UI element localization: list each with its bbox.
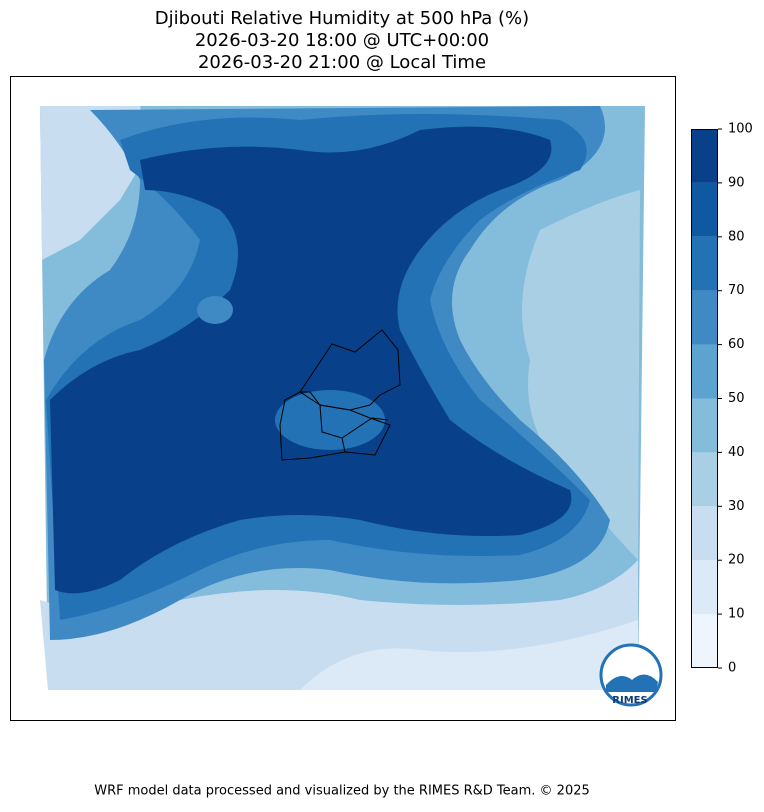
colorbar-segment [691, 452, 718, 507]
colorbar-segment [691, 290, 718, 345]
colorbar-tick-label: 80 [728, 229, 745, 244]
colorbar-segment [691, 344, 718, 399]
colorbar-outline [691, 129, 718, 668]
title-line: Djibouti Relative Humidity at 500 hPa (%… [155, 8, 529, 29]
colorbar-segment [691, 236, 718, 291]
colorbar-tick-label: 10 [728, 607, 745, 622]
colorbar-segment [691, 614, 718, 668]
colorbar-tick-label: 30 [728, 499, 745, 514]
colorbar-segment [691, 129, 718, 183]
colorbar-tick-label: 100 [728, 122, 753, 137]
colorbar-tick-label: 70 [728, 283, 745, 298]
colorbar-segment [691, 560, 718, 615]
logo: RIMES [599, 643, 663, 707]
colorbar-tick-label: 0 [728, 661, 736, 676]
colorbar-segment [691, 506, 718, 561]
map-field [40, 106, 645, 690]
colorbar-tick-label: 60 [728, 337, 745, 352]
title-line: 2026-03-20 21:00 @ Local Time [198, 52, 486, 73]
logo-text: RIMES [612, 695, 647, 706]
country-border [279, 329, 401, 461]
colorbar-segment [691, 398, 718, 453]
title-line: 2026-03-20 18:00 @ UTC+00:00 [195, 30, 489, 51]
colorbar-tick-label: 90 [728, 175, 745, 190]
footer: WRF model data processed and visualized … [94, 784, 590, 799]
colorbar: 0 10 20 30 40 50 60 70 80 90 100 [691, 122, 753, 676]
colorbar-segment [691, 182, 718, 237]
colorbar-tick-label: 50 [728, 391, 745, 406]
colorbar-tick-label: 20 [728, 553, 745, 568]
colorbar-tick-label: 40 [728, 445, 745, 460]
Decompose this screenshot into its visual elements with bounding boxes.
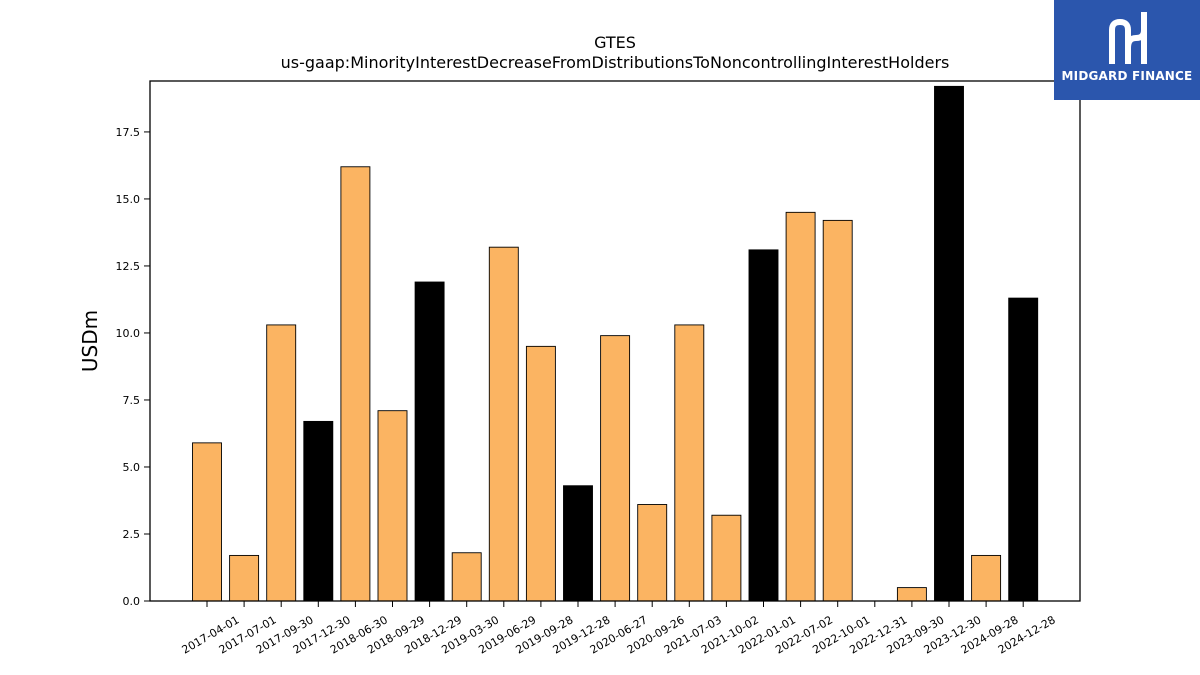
- bar-2022-07-02: [785, 211, 816, 602]
- y-tick-label: 10.0: [116, 327, 141, 340]
- y-tick-label: 12.5: [116, 260, 141, 273]
- x-axis: 2017-04-012017-07-012017-09-302017-12-30…: [180, 601, 1058, 657]
- bars-group: [192, 85, 1039, 602]
- bar-2017-12-30: [303, 420, 334, 602]
- bar-2018-09-29: [377, 410, 408, 602]
- y-axis-label: USDm: [78, 310, 102, 372]
- bar-2019-09-28: [525, 345, 556, 602]
- logo: MIDGARD FINANCE: [1054, 0, 1200, 100]
- bar-2021-10-02: [711, 514, 742, 602]
- bar-2020-06-27: [600, 335, 631, 602]
- bar-2017-04-01: [192, 442, 222, 602]
- y-tick-label: 15.0: [116, 193, 141, 206]
- bar-2023-09-30: [896, 587, 927, 602]
- bar-2022-01-01: [748, 249, 779, 602]
- y-axis: 0.0 2.5 5.0 7.5 10.0 12.5 15.0 17.5: [116, 126, 150, 608]
- bar-2019-03-30: [451, 552, 482, 602]
- bar-2022-10-01: [822, 219, 853, 602]
- bar-2018-06-30: [340, 166, 371, 602]
- bar-2023-12-30: [934, 85, 964, 602]
- logo-text: MIDGARD FINANCE: [1061, 69, 1193, 83]
- chart-title: GTES: [594, 33, 636, 52]
- bar-2021-07-03: [674, 324, 705, 602]
- y-tick-label: 17.5: [116, 126, 141, 139]
- bar-2018-12-29: [414, 281, 445, 602]
- bar-2019-06-29: [488, 246, 519, 602]
- y-tick-label: 0.0: [123, 595, 141, 608]
- y-tick-label: 2.5: [123, 528, 141, 541]
- bar-2019-12-28: [563, 485, 593, 602]
- bar-2024-09-28: [971, 554, 1002, 602]
- midgard-logo-icon: [1109, 12, 1147, 64]
- plot-frame: [149, 80, 1081, 602]
- y-tick-label: 5.0: [123, 461, 141, 474]
- bar-2024-12-28: [1008, 297, 1039, 602]
- bar-2017-07-01: [229, 554, 260, 602]
- bar-2017-09-30: [266, 324, 297, 602]
- bar-2020-09-26: [637, 504, 668, 602]
- chart-subtitle: us-gaap:MinorityInterestDecreaseFromDist…: [281, 53, 950, 72]
- y-tick-label: 7.5: [123, 394, 141, 407]
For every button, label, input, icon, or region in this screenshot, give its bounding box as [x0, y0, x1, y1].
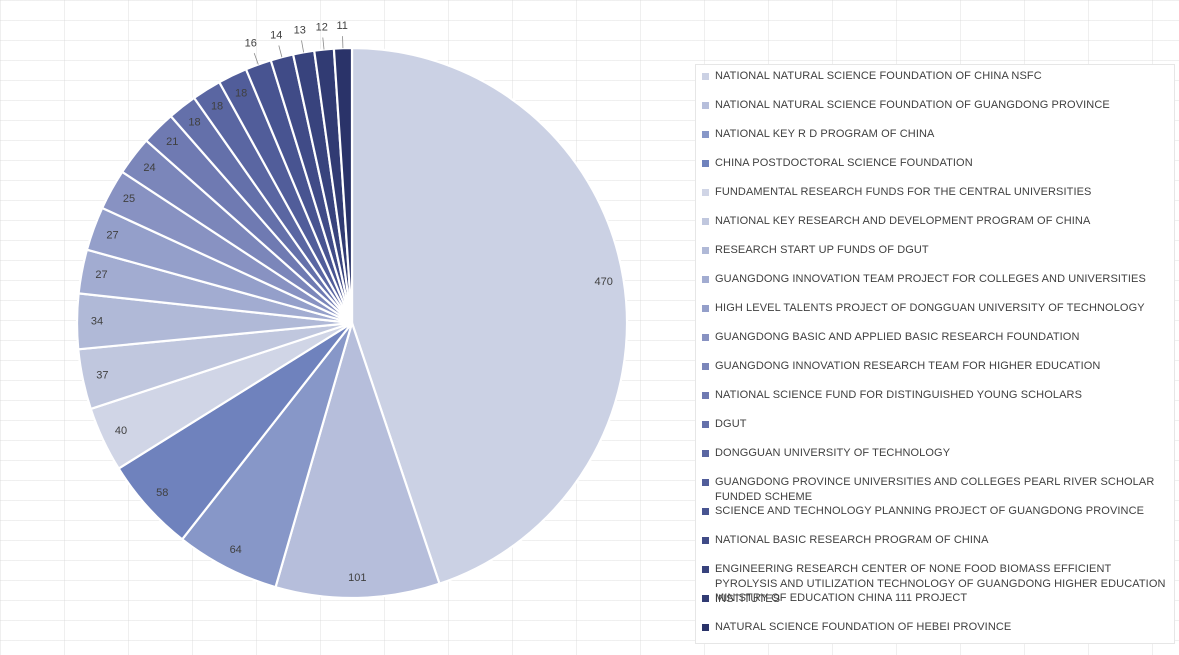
legend-item: NATIONAL KEY RESEARCH AND DEVELOPMENT PR…: [702, 214, 1168, 229]
legend-label: RESEARCH START UP FUNDS OF DGUT: [715, 244, 929, 256]
data-label: 14: [270, 30, 282, 42]
legend-label: SCIENCE AND TECHNOLOGY PLANNING PROJECT …: [715, 505, 1145, 517]
data-label: 21: [166, 136, 178, 148]
data-label: 18: [211, 101, 223, 113]
data-label: 27: [106, 229, 118, 241]
legend-swatch: [702, 189, 709, 196]
leader-line: [301, 40, 305, 53]
legend-item: SCIENCE AND TECHNOLOGY PLANNING PROJECT …: [702, 504, 1168, 519]
legend-item: NATURAL SCIENCE FOUNDATION OF HEBEI PROV…: [702, 620, 1168, 635]
data-label: 37: [96, 369, 108, 381]
legend-label: NATIONAL KEY RESEARCH AND DEVELOPMENT PR…: [715, 215, 1091, 227]
legend-swatch: [702, 595, 709, 602]
pie-slice: [350, 46, 629, 586]
data-label: 18: [188, 116, 200, 128]
legend-item: GUANGDONG INNOVATION TEAM PROJECT FOR CO…: [702, 272, 1168, 287]
legend-swatch: [702, 421, 709, 428]
legend-label: GUANGDONG INNOVATION TEAM PROJECT FOR CO…: [715, 273, 1146, 285]
data-label: 27: [95, 269, 107, 281]
legend-label: GUANGDONG INNOVATION RESEARCH TEAM FOR H…: [715, 360, 1101, 372]
data-label: 101: [348, 572, 366, 584]
legend-item: NATIONAL NATURAL SCIENCE FOUNDATION OF C…: [702, 69, 1168, 84]
legend-label: NATURAL SCIENCE FOUNDATION OF HEBEI PROV…: [715, 621, 1012, 633]
data-label: 470: [594, 276, 612, 288]
data-label: 24: [143, 162, 155, 174]
legend-label: NATIONAL NATURAL SCIENCE FOUNDATION OF G…: [715, 99, 1110, 111]
legend-item: NATIONAL BASIC RESEARCH PROGRAM OF CHINA: [702, 533, 1168, 548]
legend-item: GUANGDONG INNOVATION RESEARCH TEAM FOR H…: [702, 359, 1168, 374]
legend-swatch: [702, 102, 709, 109]
legend-swatch: [702, 363, 709, 370]
data-label: 25: [123, 193, 135, 205]
legend-label: FUNDAMENTAL RESEARCH FUNDS FOR THE CENTR…: [715, 186, 1092, 198]
legend-label: MINISTRY OF EDUCATION CHINA 111 PROJECT: [715, 592, 968, 604]
legend-swatch: [702, 160, 709, 167]
legend-swatch: [702, 450, 709, 457]
leader-line: [278, 45, 283, 58]
legend-swatch: [702, 73, 709, 80]
data-label: 40: [115, 425, 127, 437]
pie-chart: 470 101 64 58 40 37 34 27 27 25 24 21 18 18 18 16 14 13 12…: [75, 20, 629, 600]
pie-slice: [274, 319, 441, 600]
legend-swatch: [702, 392, 709, 399]
legend: NATIONAL NATURAL SCIENCE FOUNDATION OF C…: [695, 64, 1175, 644]
legend-swatch: [702, 305, 709, 312]
legend-swatch: [702, 624, 709, 631]
data-label: 16: [245, 38, 257, 50]
data-label: 12: [316, 21, 328, 33]
legend-label: NATIONAL SCIENCE FUND FOR DISTINGUISHED …: [715, 389, 1083, 401]
legend-item: GUANGDONG BASIC AND APPLIED BASIC RESEAR…: [702, 330, 1168, 345]
legend-label: DONGGUAN UNIVERSITY OF TECHNOLOGY: [715, 447, 951, 459]
legend-item: MINISTRY OF EDUCATION CHINA 111 PROJECT: [702, 591, 1168, 606]
legend-item: ENGINEERING RESEARCH CENTER OF NONE FOOD…: [702, 562, 1168, 607]
leader-line: [253, 53, 259, 65]
legend-item: NATIONAL NATURAL SCIENCE FOUNDATION OF G…: [702, 98, 1168, 113]
legend-item: DONGGUAN UNIVERSITY OF TECHNOLOGY: [702, 446, 1168, 461]
legend-item: GUANGDONG PROVINCE UNIVERSITIES AND COLL…: [702, 475, 1168, 505]
legend-swatch: [702, 247, 709, 254]
legend-label: NATIONAL KEY R D PROGRAM OF CHINA: [715, 128, 935, 140]
legend-swatch: [702, 276, 709, 283]
legend-item: HIGH LEVEL TALENTS PROJECT OF DONGGUAN U…: [702, 301, 1168, 316]
legend-label: CHINA POSTDOCTORAL SCIENCE FOUNDATION: [715, 157, 973, 169]
data-label: 11: [336, 20, 347, 32]
legend-swatch: [702, 479, 709, 486]
data-label: 13: [294, 25, 306, 37]
data-label: 34: [91, 315, 103, 327]
legend-label: NATIONAL BASIC RESEARCH PROGRAM OF CHINA: [715, 534, 989, 546]
legend-swatch: [702, 508, 709, 515]
legend-swatch: [702, 537, 709, 544]
legend-item: RESEARCH START UP FUNDS OF DGUT: [702, 243, 1168, 258]
legend-item: DGUT: [702, 417, 1168, 432]
legend-label: GUANGDONG PROVINCE UNIVERSITIES AND COLL…: [715, 476, 1155, 503]
legend-item: CHINA POSTDOCTORAL SCIENCE FOUNDATION: [702, 156, 1168, 171]
legend-swatch: [702, 566, 709, 573]
legend-item: FUNDAMENTAL RESEARCH FUNDS FOR THE CENTR…: [702, 185, 1168, 200]
legend-label: GUANGDONG BASIC AND APPLIED BASIC RESEAR…: [715, 331, 1080, 343]
legend-label: HIGH LEVEL TALENTS PROJECT OF DONGGUAN U…: [715, 302, 1145, 314]
legend-label: ENGINEERING RESEARCH CENTER OF NONE FOOD…: [715, 563, 1166, 605]
data-label: 18: [235, 87, 247, 99]
legend-label: NATIONAL NATURAL SCIENCE FOUNDATION OF C…: [715, 70, 1042, 82]
legend-label: DGUT: [715, 418, 747, 430]
legend-swatch: [702, 218, 709, 225]
legend-swatch: [702, 334, 709, 341]
data-label: 58: [156, 487, 168, 499]
data-label: 64: [230, 544, 242, 556]
legend-item: NATIONAL SCIENCE FUND FOR DISTINGUISHED …: [702, 388, 1168, 403]
leader-line: [322, 37, 325, 50]
legend-item: NATIONAL KEY R D PROGRAM OF CHINA: [702, 127, 1168, 142]
legend-swatch: [702, 131, 709, 138]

Exercise goal: Put the lines starting at the one that contains "colorbar-segment [691, 452, 718, 507]" and ending at the one that contains "colorbar-segment [691, 236, 718, 291]" into a Markdown table with the columns Row and Line. Number each row and leave out any blank lines.

Solved problem:
| Row | Line |
|---|---|
| 1 | colorbar-segment [691, 452, 718, 507] |
| 2 | colorbar-segment [691, 290, 718, 345] |
| 3 | colorbar-tick-label: 80 [728, 229, 745, 244] |
| 4 | colorbar-segment [691, 344, 718, 399] |
| 5 | colorbar-outline [691, 129, 718, 668] |
| 6 | title-line: Djibouti Relative Humidity at 500 hPa (%… [155, 8, 529, 29] |
| 7 | colorbar-segment [691, 236, 718, 291] |